→ **Task statement**: Retype the whole listing below, character for character.

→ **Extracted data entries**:
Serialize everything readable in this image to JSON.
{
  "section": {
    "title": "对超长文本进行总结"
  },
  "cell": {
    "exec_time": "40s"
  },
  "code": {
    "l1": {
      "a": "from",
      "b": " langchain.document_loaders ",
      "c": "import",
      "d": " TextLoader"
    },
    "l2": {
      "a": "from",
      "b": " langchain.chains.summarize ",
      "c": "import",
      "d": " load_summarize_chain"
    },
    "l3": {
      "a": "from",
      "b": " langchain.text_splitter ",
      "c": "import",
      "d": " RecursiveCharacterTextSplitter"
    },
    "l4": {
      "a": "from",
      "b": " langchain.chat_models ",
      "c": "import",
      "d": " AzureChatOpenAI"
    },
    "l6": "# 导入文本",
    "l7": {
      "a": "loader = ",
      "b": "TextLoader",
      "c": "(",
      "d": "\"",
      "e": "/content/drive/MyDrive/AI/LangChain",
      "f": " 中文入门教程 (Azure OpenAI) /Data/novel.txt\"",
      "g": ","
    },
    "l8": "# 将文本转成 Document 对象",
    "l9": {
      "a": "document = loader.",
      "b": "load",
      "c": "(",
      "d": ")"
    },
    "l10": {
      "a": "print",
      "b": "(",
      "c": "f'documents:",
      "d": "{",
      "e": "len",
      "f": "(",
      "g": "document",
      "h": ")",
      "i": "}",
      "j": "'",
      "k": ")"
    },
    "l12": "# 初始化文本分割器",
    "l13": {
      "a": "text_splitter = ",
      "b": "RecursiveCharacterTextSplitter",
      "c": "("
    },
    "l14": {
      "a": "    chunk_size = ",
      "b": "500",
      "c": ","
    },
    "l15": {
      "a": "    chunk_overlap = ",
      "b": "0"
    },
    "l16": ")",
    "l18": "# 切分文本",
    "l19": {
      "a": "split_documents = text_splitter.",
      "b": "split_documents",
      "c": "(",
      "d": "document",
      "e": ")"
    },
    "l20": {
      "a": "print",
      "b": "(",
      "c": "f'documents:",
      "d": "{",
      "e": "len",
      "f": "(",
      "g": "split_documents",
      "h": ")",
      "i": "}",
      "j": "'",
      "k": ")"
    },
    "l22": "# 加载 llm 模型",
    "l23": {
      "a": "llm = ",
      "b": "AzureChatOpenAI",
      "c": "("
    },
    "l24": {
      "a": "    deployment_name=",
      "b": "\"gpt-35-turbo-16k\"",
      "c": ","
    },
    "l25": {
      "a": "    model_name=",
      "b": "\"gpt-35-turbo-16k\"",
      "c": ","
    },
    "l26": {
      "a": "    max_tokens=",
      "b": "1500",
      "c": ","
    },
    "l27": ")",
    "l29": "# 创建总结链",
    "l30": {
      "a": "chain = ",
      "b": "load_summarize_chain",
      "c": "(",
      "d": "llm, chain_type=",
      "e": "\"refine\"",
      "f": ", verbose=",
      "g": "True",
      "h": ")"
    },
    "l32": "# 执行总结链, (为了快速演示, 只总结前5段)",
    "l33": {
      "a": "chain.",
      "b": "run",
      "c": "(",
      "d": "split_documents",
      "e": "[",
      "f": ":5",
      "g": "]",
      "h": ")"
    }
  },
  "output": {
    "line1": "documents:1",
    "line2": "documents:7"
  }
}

→ **Worked answer**:
Serialize everything readable in this image to JSON.
{
  "section": {
    "title": "对超长文本进行总结"
  },
  "cell": {
    "exec_time": "40s"
  },
  "code": {
    "l1": {
      "a": "from",
      "b": " langchain.document_loaders ",
      "c": "import",
      "d": " TextLoader"
    },
    "l2": {
      "a": "from",
      "b": " langchain.chains.summarize ",
      "c": "import",
      "d": " load_summarize_chain"
    },
    "l3": {
      "a": "from",
      "b": " langchain.text_splitter ",
      "c": "import",
      "d": " RecursiveCharacterTextSplitter"
    },
    "l4": {
      "a": "from",
      "b": " langchain.chat_models ",
      "c": "import",
      "d": " AzureChatOpenAI"
    },
    "l6": "# 导入文本",
    "l7": {
      "a": "loader = ",
      "b": "TextLoader",
      "c": "(",
      "d": "\"",
      "e": "/content/drive/MyDrive/AI/LangChain",
      "f": " 中文入门教程 (Azure OpenAI) /Data/novel.txt\"",
      "g": ","
    },
    "l8": "# 将文本转成 Document 对象",
    "l9": {
      "a": "document = loader.",
      "b": "load",
      "c": "(",
      "d": ")"
    },
    "l10": {
      "a": "print",
      "b": "(",
      "c": "f'documents:",
      "d": "{",
      "e": "len",
      "f": "(",
      "g": "document",
      "h": ")",
      "i": "}",
      "j": "'",
      "k": ")"
    },
    "l12": "# 初始化文本分割器",
    "l13": {
      "a": "text_splitter = ",
      "b": "RecursiveCharacterTextSplitter",
      "c": "("
    },
    "l14": {
      "a": "    chunk_size = ",
      "b": "500",
      "c": ","
    },
    "l15": {
      "a": "    chunk_overlap = ",
      "b": "0"
    },
    "l16": ")",
    "l18": "# 切分文本",
    "l19": {
      "a": "split_documents = text_splitter.",
      "b": "split_documents",
      "c": "(",
      "d": "document",
      "e": ")"
    },
    "l20": {
      "a": "print",
      "b": "(",
      "c": "f'documents:",
      "d": "{",
      "e": "len",
      "f": "(",
      "g": "split_documents",
      "h": ")",
      "i": "}",
      "j": "'",
      "k": ")"
    },
    "l22": "# 加载 llm 模型",
    "l23": {
      "a": "llm = ",
      "b": "AzureChatOpenAI",
      "c": "("
    },
    "l24": {
      "a": "    deployment_name=",
      "b": "\"gpt-35-turbo-16k\"",
      "c": ","
    },
    "l25": {
      "a": "    model_name=",
      "b": "\"gpt-35-turbo-16k\"",
      "c": ","
    },
    "l26": {
      "a": "    max_tokens=",
      "b": "1500",
      "c": ","
    },
    "l27": ")",
    "l29": "# 创建总结链",
    "l30": {
      "a": "chain = ",
      "b": "load_summarize_chain",
      "c": "(",
      "d": "llm, chain_type=",
      "e": "\"refine\"",
      "f": ", verbose=",
      "g": "True",
      "h": ")"
    },
    "l32": "# 执行总结链, (为了快速演示, 只总结前5段)",
    "l33": {
      "a": "chain.",
      "b": "run",
      "c": "(",
      "d": "split_documents",
      "e": "[",
      "f": ":5",
      "g": "]",
      "h": ")"
    }
  },
  "output": {
    "line1": "documents:1",
    "line2": "documents:7"
  }
}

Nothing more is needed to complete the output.